Data entries:

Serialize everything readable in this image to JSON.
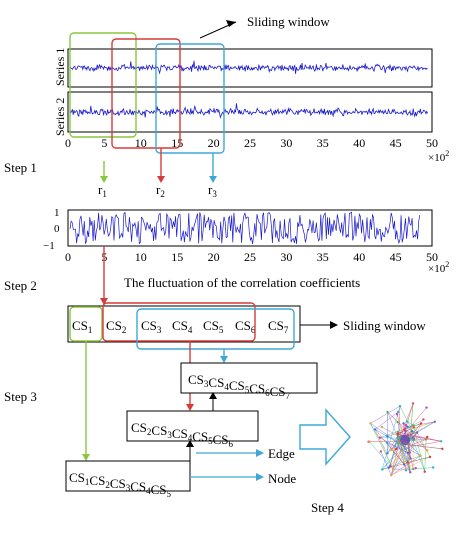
{
  "annotations": {
    "sliding_window_top": "Sliding window",
    "sliding_window_mid": "Sliding window"
  },
  "series_labels": {
    "s1": "Series 1",
    "s2": "Series 2"
  },
  "axis": {
    "ticks": [
      "0",
      "5",
      "10",
      "15",
      "20",
      "25",
      "30",
      "35",
      "40",
      "45",
      "50"
    ],
    "exp_base": "×10",
    "exp_power": "2",
    "corr_y_ticks": [
      "1",
      "0",
      "−1"
    ]
  },
  "r_labels": [
    {
      "base": "r",
      "sub": "1"
    },
    {
      "base": "r",
      "sub": "2"
    },
    {
      "base": "r",
      "sub": "3"
    }
  ],
  "steps": {
    "s1": "Step 1",
    "s2": "Step 2",
    "s3": "Step 3",
    "s4": "Step 4"
  },
  "correlation_caption": "The fluctuation of the correlation coefficients",
  "cs_sequence": [
    {
      "base": "CS",
      "sub": "1"
    },
    {
      "base": "CS",
      "sub": "2"
    },
    {
      "base": "CS",
      "sub": "3"
    },
    {
      "base": "CS",
      "sub": "4"
    },
    {
      "base": "CS",
      "sub": "5"
    },
    {
      "base": "CS",
      "sub": "6"
    },
    {
      "base": "CS",
      "sub": "7"
    }
  ],
  "node_boxes": {
    "top": [
      "3",
      "4",
      "5",
      "6",
      "7"
    ],
    "middle": [
      "2",
      "3",
      "4",
      "5",
      "6"
    ],
    "bottom": [
      "1",
      "2",
      "3",
      "4",
      "5"
    ],
    "cs_prefix": "CS"
  },
  "legend": {
    "edge": "Edge",
    "node": "Node"
  },
  "colors": {
    "green": "#8cc63e",
    "red": "#d83a3a",
    "blue": "#3ea7d8",
    "series": "#1a1acc",
    "black": "#000000"
  }
}
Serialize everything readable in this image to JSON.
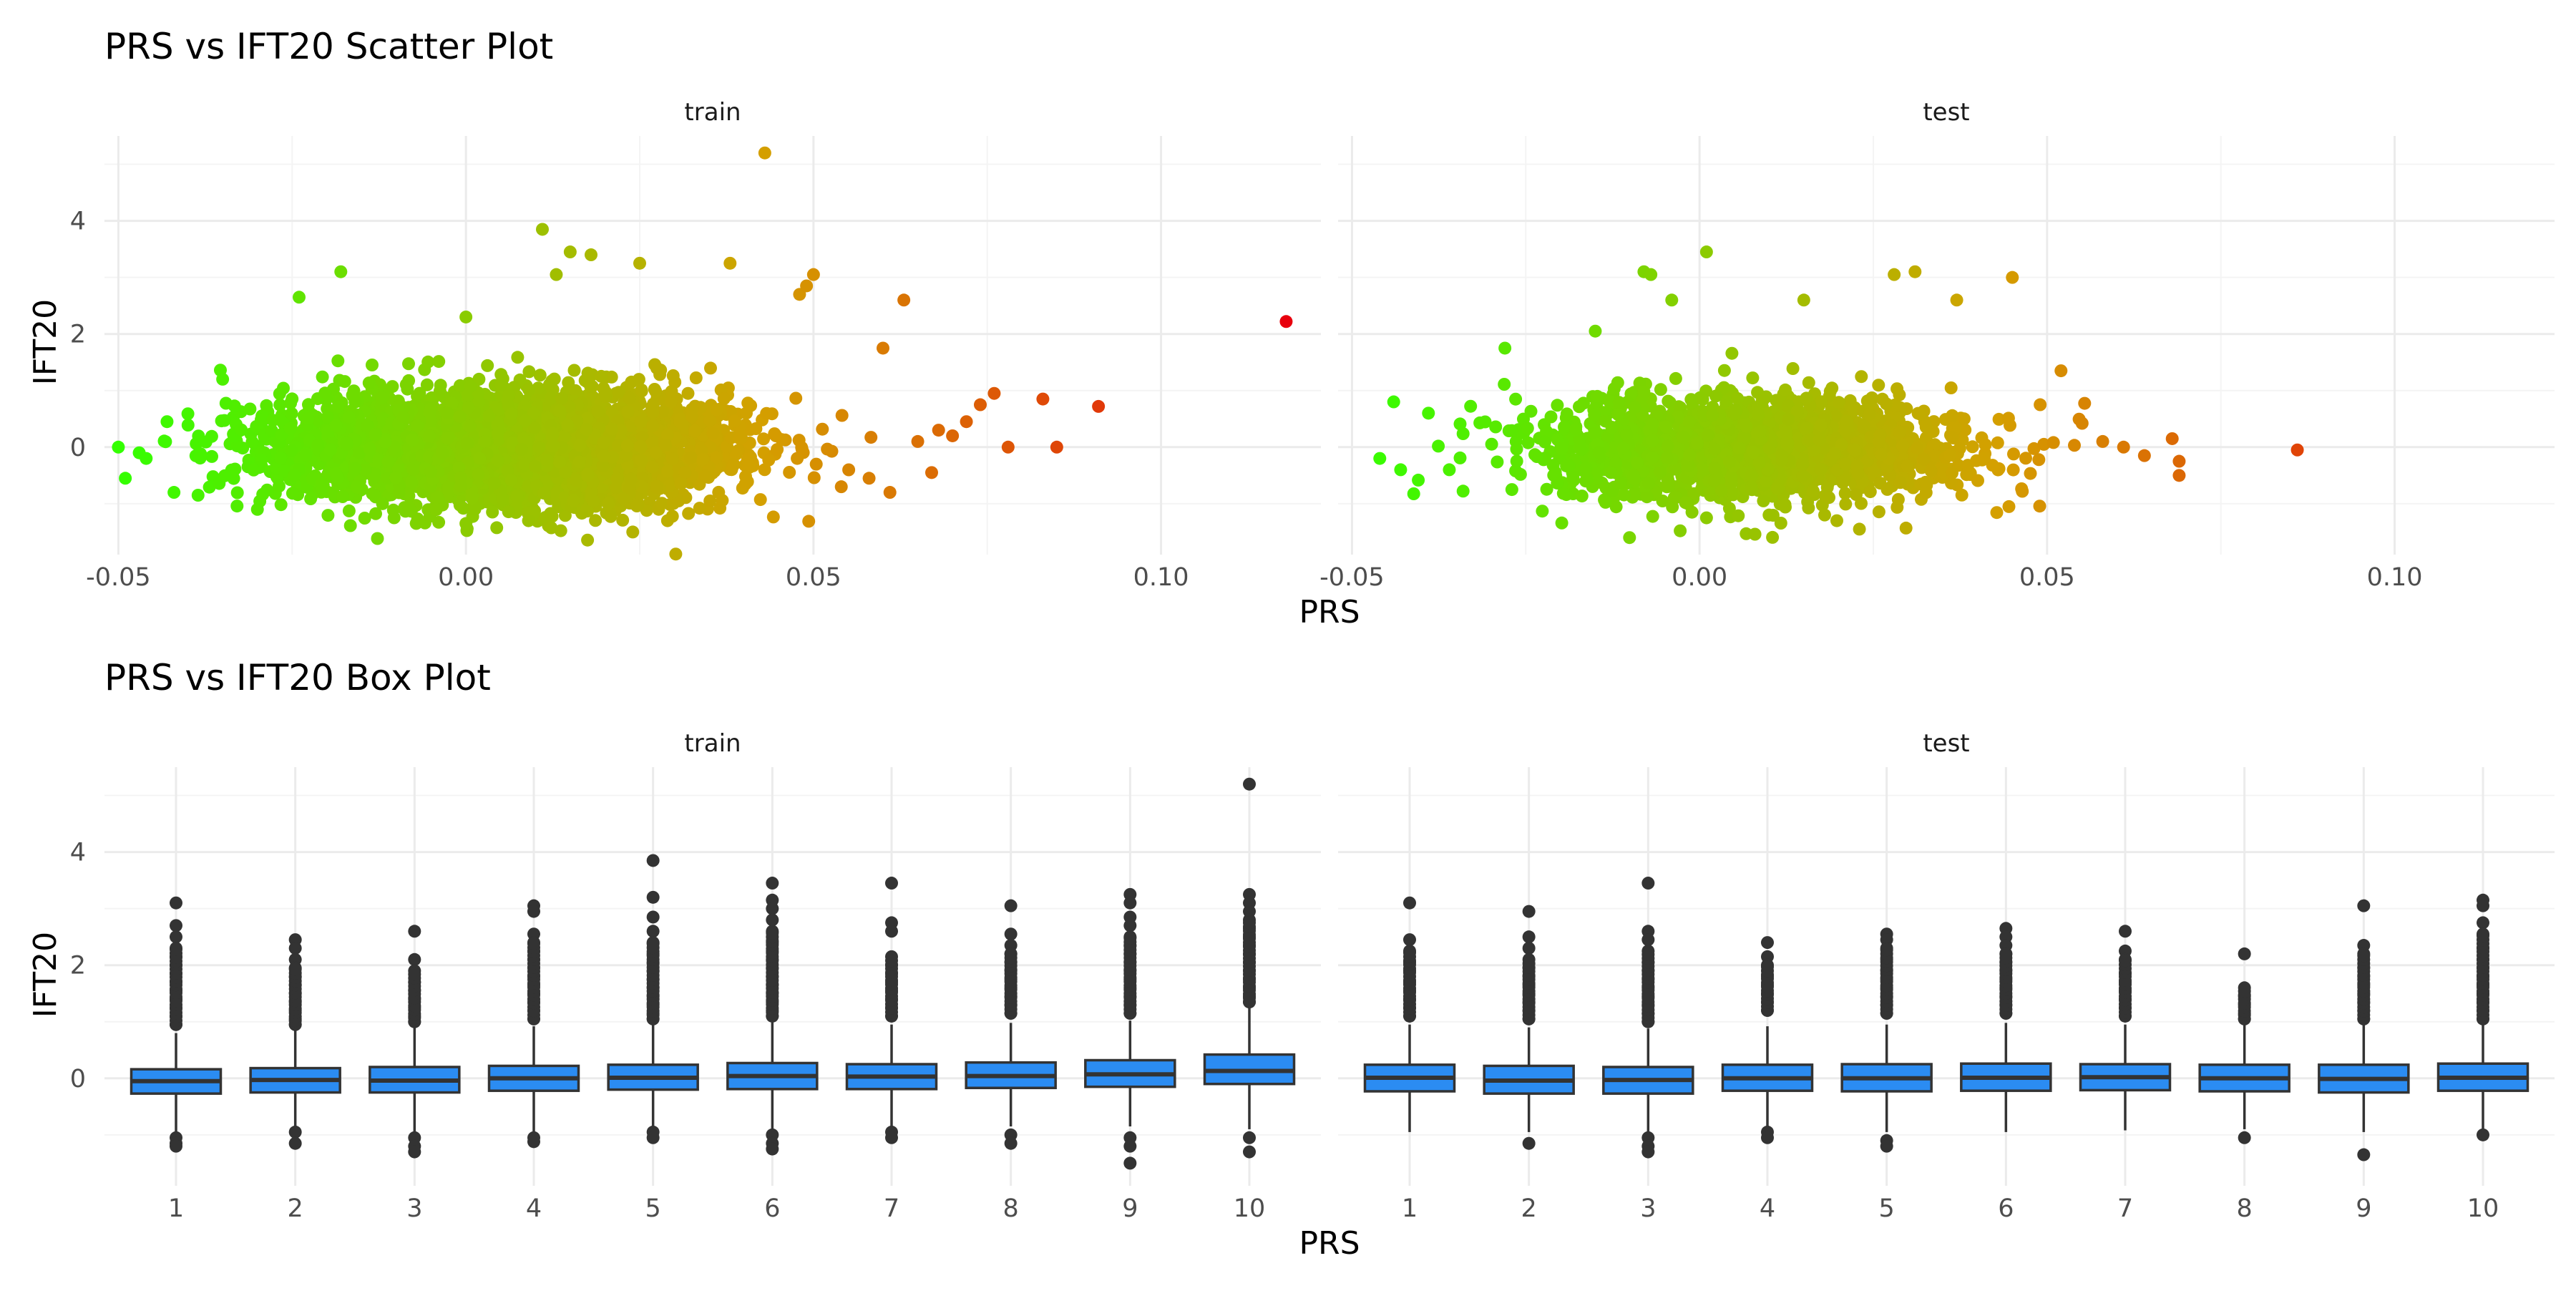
{
  "colors": {
    "background": "#ffffff",
    "grid_major": "#ebebeb",
    "grid_minor": "#f4f4f4",
    "gradient_low": "#33ff00",
    "gradient_mid": "#d4a000",
    "gradient_high": "#e8000d",
    "box_fill": "#2b8cf2",
    "box_outline": "#333333",
    "outlier": "#333333"
  },
  "chart_data": [
    {
      "type": "scatter",
      "title": "PRS vs IFT20 Scatter Plot",
      "xlabel": "PRS",
      "ylabel": "IFT20",
      "xlim": [
        -0.052,
        0.123
      ],
      "ylim": [
        -1.9,
        5.5
      ],
      "xticks": [
        -0.05,
        0.0,
        0.05,
        0.1
      ],
      "xtick_labels": [
        "-0.05",
        "0.00",
        "0.05",
        "0.10"
      ],
      "yticks": [
        0,
        2,
        4
      ],
      "ytick_labels": [
        "0",
        "2",
        "4"
      ],
      "grid": true,
      "legend": "none",
      "color_by": "PRS",
      "panels": [
        {
          "name": "train",
          "cloud": {
            "x_mean": 0.006,
            "x_sd": 0.016,
            "y_mean": 0.0,
            "y_sd": 0.38,
            "n": 4500
          },
          "points": [
            [
              0.043,
              5.2
            ],
            [
              0.118,
              2.22
            ],
            [
              0.091,
              0.72
            ],
            [
              0.085,
              0.0
            ],
            [
              0.083,
              0.85
            ],
            [
              0.076,
              0.95
            ],
            [
              0.072,
              0.45
            ],
            [
              0.07,
              0.2
            ],
            [
              0.068,
              0.3
            ],
            [
              0.065,
              0.1
            ],
            [
              0.063,
              2.6
            ],
            [
              0.061,
              -0.8
            ],
            [
              0.06,
              1.75
            ],
            [
              0.074,
              0.75
            ],
            [
              0.078,
              0.0
            ],
            [
              0.067,
              -0.45
            ],
            [
              -0.05,
              0.0
            ],
            [
              -0.049,
              -0.55
            ],
            [
              -0.047,
              -0.1
            ],
            [
              -0.046,
              -0.2
            ],
            [
              -0.043,
              0.45
            ],
            [
              -0.042,
              -0.8
            ],
            [
              -0.035,
              1.2
            ],
            [
              -0.024,
              2.65
            ],
            [
              -0.018,
              3.1
            ],
            [
              0.0,
              2.3
            ],
            [
              0.011,
              3.85
            ],
            [
              0.015,
              3.45
            ],
            [
              0.018,
              3.4
            ],
            [
              0.013,
              3.05
            ],
            [
              0.038,
              3.25
            ],
            [
              0.025,
              3.25
            ],
            [
              0.05,
              3.05
            ],
            [
              0.048,
              2.7
            ],
            [
              0.049,
              2.85
            ],
            [
              0.024,
              -1.5
            ],
            [
              0.009,
              -1.3
            ],
            [
              0.0,
              -1.35
            ],
            [
              0.029,
              -1.3
            ],
            [
              0.054,
              -0.7
            ],
            [
              0.058,
              -0.55
            ],
            [
              -0.03,
              -1.1
            ],
            [
              -0.012,
              -1.0
            ]
          ]
        },
        {
          "name": "test",
          "cloud": {
            "x_mean": 0.008,
            "x_sd": 0.015,
            "y_mean": 0.0,
            "y_sd": 0.37,
            "n": 1800
          },
          "points": [
            [
              0.086,
              -0.05
            ],
            [
              0.069,
              -0.5
            ],
            [
              0.069,
              -0.25
            ],
            [
              0.068,
              0.15
            ],
            [
              0.064,
              -0.15
            ],
            [
              0.061,
              0.0
            ],
            [
              0.058,
              0.1
            ],
            [
              0.052,
              1.35
            ],
            [
              0.049,
              0.75
            ],
            [
              0.045,
              3.0
            ],
            [
              0.037,
              2.6
            ],
            [
              0.031,
              3.1
            ],
            [
              0.028,
              3.05
            ],
            [
              0.015,
              2.6
            ],
            [
              0.001,
              3.45
            ],
            [
              -0.008,
              3.1
            ],
            [
              -0.007,
              3.05
            ],
            [
              -0.004,
              2.6
            ],
            [
              -0.015,
              2.05
            ],
            [
              -0.028,
              1.75
            ],
            [
              -0.044,
              0.8
            ],
            [
              -0.046,
              -0.2
            ],
            [
              -0.043,
              -0.4
            ],
            [
              -0.039,
              0.6
            ],
            [
              -0.036,
              -0.4
            ],
            [
              -0.027,
              -0.75
            ],
            [
              0.023,
              -1.45
            ],
            [
              0.001,
              -1.25
            ],
            [
              0.01,
              -1.2
            ],
            [
              0.018,
              -1.2
            ]
          ]
        }
      ]
    },
    {
      "type": "box",
      "title": "PRS vs IFT20 Box Plot",
      "xlabel": "PRS",
      "ylabel": "IFT20",
      "categories": [
        "1",
        "2",
        "3",
        "4",
        "5",
        "6",
        "7",
        "8",
        "9",
        "10"
      ],
      "ylim": [
        -1.9,
        5.5
      ],
      "yticks": [
        0,
        2,
        4
      ],
      "ytick_labels": [
        "0",
        "2",
        "4"
      ],
      "grid": true,
      "legend": "none",
      "panels": [
        {
          "name": "train",
          "boxes": [
            {
              "q1": -0.27,
              "median": -0.05,
              "q3": 0.16,
              "whisker_low": -0.95,
              "whisker_high": 0.8,
              "outliers": [
                3.1,
                2.7,
                2.5,
                2.3,
                2.15,
                2.0,
                1.85,
                1.7,
                1.55,
                1.4,
                1.25,
                1.1,
                0.95,
                -1.05,
                -1.15,
                -1.2
              ]
            },
            {
              "q1": -0.25,
              "median": -0.03,
              "q3": 0.18,
              "whisker_low": -0.9,
              "whisker_high": 0.85,
              "outliers": [
                2.45,
                2.3,
                2.1,
                1.95,
                1.8,
                1.65,
                1.5,
                1.35,
                1.2,
                1.05,
                0.95,
                -0.95,
                -1.15
              ]
            },
            {
              "q1": -0.25,
              "median": -0.04,
              "q3": 0.2,
              "whisker_low": -0.95,
              "whisker_high": 0.9,
              "outliers": [
                2.6,
                2.1,
                1.9,
                1.7,
                1.55,
                1.4,
                1.25,
                1.1,
                1.0,
                -1.05,
                -1.2,
                -1.3
              ]
            },
            {
              "q1": -0.22,
              "median": 0.0,
              "q3": 0.22,
              "whisker_low": -0.95,
              "whisker_high": 0.92,
              "outliers": [
                3.05,
                2.95,
                2.55,
                2.4,
                2.25,
                2.1,
                1.95,
                1.8,
                1.65,
                1.5,
                1.35,
                1.2,
                1.05,
                -1.05,
                -1.12
              ]
            },
            {
              "q1": -0.2,
              "median": 0.01,
              "q3": 0.24,
              "whisker_low": -0.9,
              "whisker_high": 0.95,
              "outliers": [
                3.85,
                3.2,
                2.85,
                2.6,
                2.4,
                2.2,
                2.05,
                1.9,
                1.75,
                1.6,
                1.45,
                1.3,
                1.15,
                1.05,
                -0.95,
                -1.05
              ]
            },
            {
              "q1": -0.19,
              "median": 0.04,
              "q3": 0.27,
              "whisker_low": -0.9,
              "whisker_high": 1.0,
              "outliers": [
                3.45,
                3.15,
                3.0,
                2.8,
                2.6,
                2.4,
                2.25,
                2.1,
                1.95,
                1.8,
                1.65,
                1.5,
                1.35,
                1.2,
                1.1,
                -1.0,
                -1.15,
                -1.25
              ]
            },
            {
              "q1": -0.19,
              "median": 0.03,
              "q3": 0.25,
              "whisker_low": -0.88,
              "whisker_high": 0.95,
              "outliers": [
                3.45,
                2.75,
                2.6,
                2.15,
                2.0,
                1.85,
                1.7,
                1.55,
                1.4,
                1.25,
                1.1,
                -0.95,
                -1.05
              ]
            },
            {
              "q1": -0.17,
              "median": 0.04,
              "q3": 0.28,
              "whisker_low": -0.85,
              "whisker_high": 0.98,
              "outliers": [
                3.05,
                2.55,
                2.35,
                2.2,
                2.05,
                1.9,
                1.75,
                1.6,
                1.45,
                1.3,
                1.15,
                -1.0,
                -1.15
              ]
            },
            {
              "q1": -0.15,
              "median": 0.07,
              "q3": 0.32,
              "whisker_low": -0.85,
              "whisker_high": 1.02,
              "outliers": [
                3.25,
                3.1,
                2.85,
                2.7,
                2.5,
                2.35,
                2.2,
                2.05,
                1.9,
                1.75,
                1.6,
                1.45,
                1.3,
                1.15,
                -1.05,
                -1.2,
                -1.5
              ]
            },
            {
              "q1": -0.1,
              "median": 0.13,
              "q3": 0.42,
              "whisker_low": -0.9,
              "whisker_high": 1.25,
              "outliers": [
                5.2,
                3.25,
                3.1,
                2.95,
                2.8,
                2.65,
                2.5,
                2.35,
                2.2,
                2.05,
                1.9,
                1.75,
                1.6,
                1.45,
                1.35,
                -1.05,
                -1.3
              ]
            }
          ]
        },
        {
          "name": "test",
          "boxes": [
            {
              "q1": -0.23,
              "median": 0.01,
              "q3": 0.24,
              "whisker_low": -0.95,
              "whisker_high": 0.95,
              "outliers": [
                3.1,
                2.45,
                2.25,
                2.05,
                1.9,
                1.7,
                1.55,
                1.4,
                1.25,
                1.1
              ]
            },
            {
              "q1": -0.27,
              "median": -0.04,
              "q3": 0.22,
              "whisker_low": -0.95,
              "whisker_high": 0.9,
              "outliers": [
                2.95,
                2.5,
                2.3,
                2.1,
                1.95,
                1.8,
                1.65,
                1.5,
                1.35,
                1.2,
                1.05,
                -1.15
              ]
            },
            {
              "q1": -0.27,
              "median": -0.03,
              "q3": 0.2,
              "whisker_low": -0.95,
              "whisker_high": 0.88,
              "outliers": [
                3.45,
                2.6,
                2.45,
                2.25,
                2.05,
                1.9,
                1.75,
                1.6,
                1.45,
                1.3,
                1.15,
                1.0,
                -1.05,
                -1.2,
                -1.3
              ]
            },
            {
              "q1": -0.22,
              "median": 0.0,
              "q3": 0.24,
              "whisker_low": -0.9,
              "whisker_high": 0.92,
              "outliers": [
                2.4,
                2.15,
                2.0,
                1.8,
                1.65,
                1.5,
                1.35,
                1.2,
                -0.95,
                -1.05
              ]
            },
            {
              "q1": -0.23,
              "median": 0.0,
              "q3": 0.25,
              "whisker_low": -0.95,
              "whisker_high": 0.95,
              "outliers": [
                2.55,
                2.45,
                2.3,
                2.1,
                1.9,
                1.75,
                1.6,
                1.45,
                1.3,
                1.15,
                -1.1,
                -1.2
              ]
            },
            {
              "q1": -0.22,
              "median": 0.01,
              "q3": 0.26,
              "whisker_low": -0.95,
              "whisker_high": 0.98,
              "outliers": [
                2.65,
                2.5,
                2.35,
                2.2,
                2.05,
                1.9,
                1.75,
                1.6,
                1.45,
                1.3,
                1.15
              ]
            },
            {
              "q1": -0.21,
              "median": 0.02,
              "q3": 0.25,
              "whisker_low": -0.92,
              "whisker_high": 0.95,
              "outliers": [
                2.6,
                2.25,
                2.1,
                1.85,
                1.7,
                1.55,
                1.4,
                1.25,
                1.1
              ]
            },
            {
              "q1": -0.23,
              "median": 0.0,
              "q3": 0.24,
              "whisker_low": -0.9,
              "whisker_high": 0.95,
              "outliers": [
                2.2,
                1.6,
                1.45,
                1.3,
                1.15,
                1.05,
                -1.05
              ]
            },
            {
              "q1": -0.25,
              "median": -0.01,
              "q3": 0.24,
              "whisker_low": -0.95,
              "whisker_high": 0.95,
              "outliers": [
                3.05,
                2.35,
                2.2,
                1.95,
                1.8,
                1.65,
                1.5,
                1.35,
                1.2,
                1.05,
                -1.35
              ]
            },
            {
              "q1": -0.22,
              "median": 0.01,
              "q3": 0.26,
              "whisker_low": -0.92,
              "whisker_high": 0.98,
              "outliers": [
                3.15,
                3.05,
                2.75,
                2.55,
                2.3,
                2.1,
                1.95,
                1.8,
                1.65,
                1.5,
                1.35,
                1.2,
                1.05,
                -1.0
              ]
            }
          ]
        }
      ]
    }
  ]
}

=== TASK TO COMPLETE ===
Every line of the listing that holds "title" should be found and copied.

=== EXERCISE RESULT ===
      "title": "PRS vs IFT20 Scatter Plot",
      "title": "PRS vs IFT20 Box Plot",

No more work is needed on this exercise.